RECORDS FOR THIS TASK –

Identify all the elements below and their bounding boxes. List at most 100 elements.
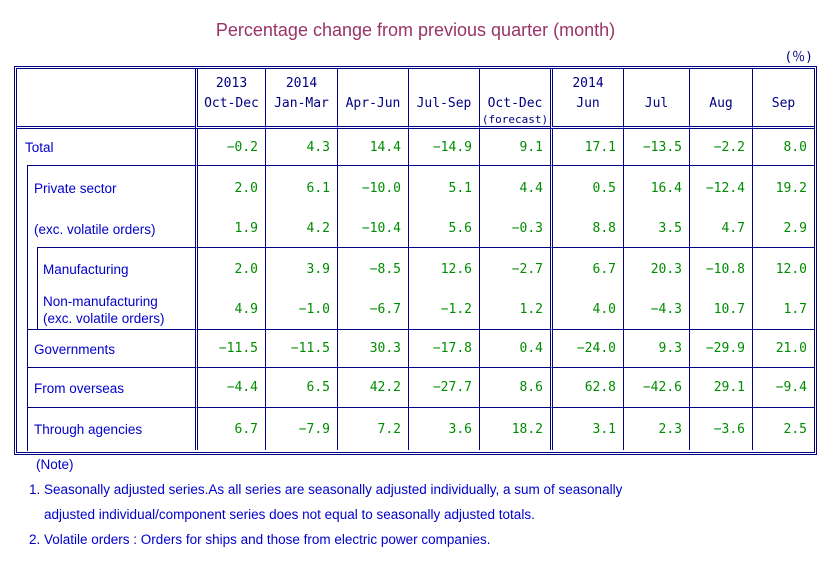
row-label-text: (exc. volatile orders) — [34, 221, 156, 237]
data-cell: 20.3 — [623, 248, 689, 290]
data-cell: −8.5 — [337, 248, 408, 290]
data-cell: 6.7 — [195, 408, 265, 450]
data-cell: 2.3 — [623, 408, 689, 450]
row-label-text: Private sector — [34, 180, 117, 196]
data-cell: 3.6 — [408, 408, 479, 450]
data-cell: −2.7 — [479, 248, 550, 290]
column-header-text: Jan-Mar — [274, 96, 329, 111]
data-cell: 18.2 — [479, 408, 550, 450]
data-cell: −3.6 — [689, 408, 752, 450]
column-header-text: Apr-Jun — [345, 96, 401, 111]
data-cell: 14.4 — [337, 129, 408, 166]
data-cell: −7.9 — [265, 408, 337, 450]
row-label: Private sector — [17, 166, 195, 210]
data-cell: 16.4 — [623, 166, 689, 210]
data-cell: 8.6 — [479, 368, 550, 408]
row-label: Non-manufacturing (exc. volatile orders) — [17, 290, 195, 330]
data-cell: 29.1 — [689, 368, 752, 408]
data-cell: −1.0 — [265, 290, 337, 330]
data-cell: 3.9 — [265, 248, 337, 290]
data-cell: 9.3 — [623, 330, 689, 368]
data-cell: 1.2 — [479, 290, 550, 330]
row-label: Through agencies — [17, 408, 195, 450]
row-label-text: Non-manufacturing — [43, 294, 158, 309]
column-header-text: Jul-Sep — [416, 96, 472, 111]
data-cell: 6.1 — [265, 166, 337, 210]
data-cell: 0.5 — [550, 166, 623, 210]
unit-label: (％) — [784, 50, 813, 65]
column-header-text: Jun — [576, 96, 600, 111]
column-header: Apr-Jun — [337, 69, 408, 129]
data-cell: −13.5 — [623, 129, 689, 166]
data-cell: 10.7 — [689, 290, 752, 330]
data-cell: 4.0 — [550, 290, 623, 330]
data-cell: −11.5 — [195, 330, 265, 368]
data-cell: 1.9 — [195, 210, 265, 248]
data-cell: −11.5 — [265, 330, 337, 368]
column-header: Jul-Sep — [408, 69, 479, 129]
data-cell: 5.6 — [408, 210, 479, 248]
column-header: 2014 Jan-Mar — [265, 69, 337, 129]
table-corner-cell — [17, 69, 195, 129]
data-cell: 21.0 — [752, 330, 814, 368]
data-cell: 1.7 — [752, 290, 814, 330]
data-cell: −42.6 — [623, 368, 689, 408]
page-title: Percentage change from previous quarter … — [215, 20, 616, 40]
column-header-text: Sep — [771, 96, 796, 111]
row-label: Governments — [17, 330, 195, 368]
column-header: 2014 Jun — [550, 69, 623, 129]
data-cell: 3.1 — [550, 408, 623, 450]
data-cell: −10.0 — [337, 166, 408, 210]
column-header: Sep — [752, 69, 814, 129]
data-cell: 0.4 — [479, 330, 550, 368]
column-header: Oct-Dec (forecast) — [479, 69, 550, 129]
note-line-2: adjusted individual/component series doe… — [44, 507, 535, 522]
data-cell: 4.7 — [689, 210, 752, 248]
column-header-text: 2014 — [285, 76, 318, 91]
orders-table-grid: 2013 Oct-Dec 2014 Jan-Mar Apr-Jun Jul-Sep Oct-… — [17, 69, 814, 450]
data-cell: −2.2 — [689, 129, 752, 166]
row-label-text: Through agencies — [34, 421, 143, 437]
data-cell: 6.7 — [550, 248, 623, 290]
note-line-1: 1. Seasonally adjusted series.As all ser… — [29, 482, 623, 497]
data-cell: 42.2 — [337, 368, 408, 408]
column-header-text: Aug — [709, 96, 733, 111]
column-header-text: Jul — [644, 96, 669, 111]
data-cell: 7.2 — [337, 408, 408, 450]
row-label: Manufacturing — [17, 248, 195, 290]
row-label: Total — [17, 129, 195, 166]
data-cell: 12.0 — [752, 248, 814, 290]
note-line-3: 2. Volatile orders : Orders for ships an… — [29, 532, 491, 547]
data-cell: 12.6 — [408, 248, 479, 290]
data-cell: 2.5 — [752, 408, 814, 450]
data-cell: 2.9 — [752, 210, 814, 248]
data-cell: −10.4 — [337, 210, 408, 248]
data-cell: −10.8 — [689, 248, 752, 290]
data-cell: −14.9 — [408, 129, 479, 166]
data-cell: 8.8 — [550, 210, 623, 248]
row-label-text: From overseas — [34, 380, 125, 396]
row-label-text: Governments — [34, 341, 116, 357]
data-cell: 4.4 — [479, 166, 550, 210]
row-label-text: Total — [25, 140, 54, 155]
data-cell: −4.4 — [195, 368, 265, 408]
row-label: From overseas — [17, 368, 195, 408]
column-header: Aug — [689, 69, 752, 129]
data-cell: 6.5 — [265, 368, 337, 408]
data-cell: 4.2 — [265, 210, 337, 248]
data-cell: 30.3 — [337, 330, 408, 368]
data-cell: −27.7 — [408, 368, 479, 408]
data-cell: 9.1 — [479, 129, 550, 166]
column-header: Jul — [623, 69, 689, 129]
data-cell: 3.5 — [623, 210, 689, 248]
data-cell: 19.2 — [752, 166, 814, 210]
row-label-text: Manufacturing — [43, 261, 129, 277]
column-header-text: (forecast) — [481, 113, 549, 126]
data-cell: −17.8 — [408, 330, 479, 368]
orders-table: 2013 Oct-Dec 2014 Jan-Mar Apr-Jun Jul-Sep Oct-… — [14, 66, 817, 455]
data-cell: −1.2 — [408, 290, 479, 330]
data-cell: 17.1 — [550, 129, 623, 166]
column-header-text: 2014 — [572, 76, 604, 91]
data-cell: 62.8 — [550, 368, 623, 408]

EXERCISE DESCRIPTION – Reproduce the material above with "From overseas" substituted by "Foreign demand" wherever it occurs, leaving everything else unchanged. Omit the pictures from your answer.

CORRECT OUTPUT –
Identify all the elements below and their bounding boxes. List at most 100 elements.
row-label-text: (exc. volatile orders) — [34, 221, 156, 237]
data-cell: 20.3 — [623, 248, 689, 290]
data-cell: −8.5 — [337, 248, 408, 290]
data-cell: 6.7 — [195, 408, 265, 450]
data-cell: 2.3 — [623, 408, 689, 450]
row-label-text: Private sector — [34, 180, 117, 196]
data-cell: 3.6 — [408, 408, 479, 450]
data-cell: −2.7 — [479, 248, 550, 290]
column-header-text: Jan-Mar — [274, 96, 329, 111]
data-cell: 18.2 — [479, 408, 550, 450]
data-cell: −3.6 — [689, 408, 752, 450]
column-header-text: Apr-Jun — [345, 96, 401, 111]
data-cell: 14.4 — [337, 129, 408, 166]
data-cell: −7.9 — [265, 408, 337, 450]
row-label: Private sector — [17, 166, 195, 210]
data-cell: 16.4 — [623, 166, 689, 210]
data-cell: 8.6 — [479, 368, 550, 408]
row-label: Non-manufacturing (exc. volatile orders) — [17, 290, 195, 330]
data-cell: 29.1 — [689, 368, 752, 408]
data-cell: −1.0 — [265, 290, 337, 330]
data-cell: 3.9 — [265, 248, 337, 290]
data-cell: 9.3 — [623, 330, 689, 368]
data-cell: 1.2 — [479, 290, 550, 330]
row-label: Through agencies — [17, 408, 195, 450]
row-label-text: Non-manufacturing — [43, 294, 158, 309]
column-header-text: Jul-Sep — [416, 96, 472, 111]
data-cell: 6.1 — [265, 166, 337, 210]
data-cell: 0.5 — [550, 166, 623, 210]
unit-label: (％) — [784, 50, 813, 65]
column-header-text: Jun — [576, 96, 600, 111]
column-header: Apr-Jun — [337, 69, 408, 129]
data-cell: −13.5 — [623, 129, 689, 166]
data-cell: 10.7 — [689, 290, 752, 330]
data-cell: 4.0 — [550, 290, 623, 330]
data-cell: −11.5 — [195, 330, 265, 368]
data-cell: 1.9 — [195, 210, 265, 248]
data-cell: −11.5 — [265, 330, 337, 368]
column-header: Jul-Sep — [408, 69, 479, 129]
data-cell: 5.6 — [408, 210, 479, 248]
column-header: 2014 Jan-Mar — [265, 69, 337, 129]
table-corner-cell — [17, 69, 195, 129]
data-cell: 21.0 — [752, 330, 814, 368]
data-cell: 1.7 — [752, 290, 814, 330]
data-cell: −42.6 — [623, 368, 689, 408]
page-title: Percentage change from previous quarter … — [215, 20, 616, 40]
column-header-text: Sep — [771, 96, 796, 111]
row-label: Governments — [17, 330, 195, 368]
column-header: 2014 Jun — [550, 69, 623, 129]
data-cell: 3.1 — [550, 408, 623, 450]
data-cell: −10.0 — [337, 166, 408, 210]
column-header: Sep — [752, 69, 814, 129]
data-cell: 0.4 — [479, 330, 550, 368]
column-header: Oct-Dec (forecast) — [479, 69, 550, 129]
note-line-2: adjusted individual/component series doe… — [44, 507, 535, 522]
data-cell: 4.7 — [689, 210, 752, 248]
column-header-text: 2014 — [285, 76, 318, 91]
orders-table-grid: 2013 Oct-Dec 2014 Jan-Mar Apr-Jun Jul-Sep Oct-… — [17, 69, 814, 450]
data-cell: −2.2 — [689, 129, 752, 166]
row-label-text: Through agencies — [34, 421, 143, 437]
data-cell: 6.7 — [550, 248, 623, 290]
note-line-1: 1. Seasonally adjusted series.As all ser… — [29, 482, 623, 497]
data-cell: 42.2 — [337, 368, 408, 408]
column-header-text: Aug — [709, 96, 733, 111]
column-header-text: Jul — [644, 96, 669, 111]
data-cell: 7.2 — [337, 408, 408, 450]
row-label: Manufacturing — [17, 248, 195, 290]
row-label: Total — [17, 129, 195, 166]
data-cell: 12.0 — [752, 248, 814, 290]
note-line-3: 2. Volatile orders : Orders for ships an… — [29, 532, 491, 547]
data-cell: 12.6 — [408, 248, 479, 290]
data-cell: 2.5 — [752, 408, 814, 450]
data-cell: 2.9 — [752, 210, 814, 248]
data-cell: −10.4 — [337, 210, 408, 248]
data-cell: −10.8 — [689, 248, 752, 290]
data-cell: −14.9 — [408, 129, 479, 166]
data-cell: 8.8 — [550, 210, 623, 248]
row-label-text: Foreign demand — [34, 380, 125, 396]
row-label-text: Governments — [34, 341, 116, 357]
data-cell: 4.4 — [479, 166, 550, 210]
row-label-text: Total — [25, 140, 54, 155]
data-cell: −4.4 — [195, 368, 265, 408]
row-label: Foreign demand — [17, 368, 195, 408]
column-header: Aug — [689, 69, 752, 129]
data-cell: 6.5 — [265, 368, 337, 408]
data-cell: 4.2 — [265, 210, 337, 248]
data-cell: 30.3 — [337, 330, 408, 368]
data-cell: −27.7 — [408, 368, 479, 408]
data-cell: 9.1 — [479, 129, 550, 166]
column-header: Jul — [623, 69, 689, 129]
data-cell: 3.5 — [623, 210, 689, 248]
data-cell: 19.2 — [752, 166, 814, 210]
row-label-text: Manufacturing — [43, 261, 129, 277]
column-header-text: (forecast) — [481, 113, 549, 126]
data-cell: −17.8 — [408, 330, 479, 368]
orders-table: 2013 Oct-Dec 2014 Jan-Mar Apr-Jun Jul-Sep Oct-… — [14, 66, 817, 455]
data-cell: −1.2 — [408, 290, 479, 330]
data-cell: 17.1 — [550, 129, 623, 166]
column-header-text: 2014 — [572, 76, 604, 91]
data-cell: 62.8 — [550, 368, 623, 408]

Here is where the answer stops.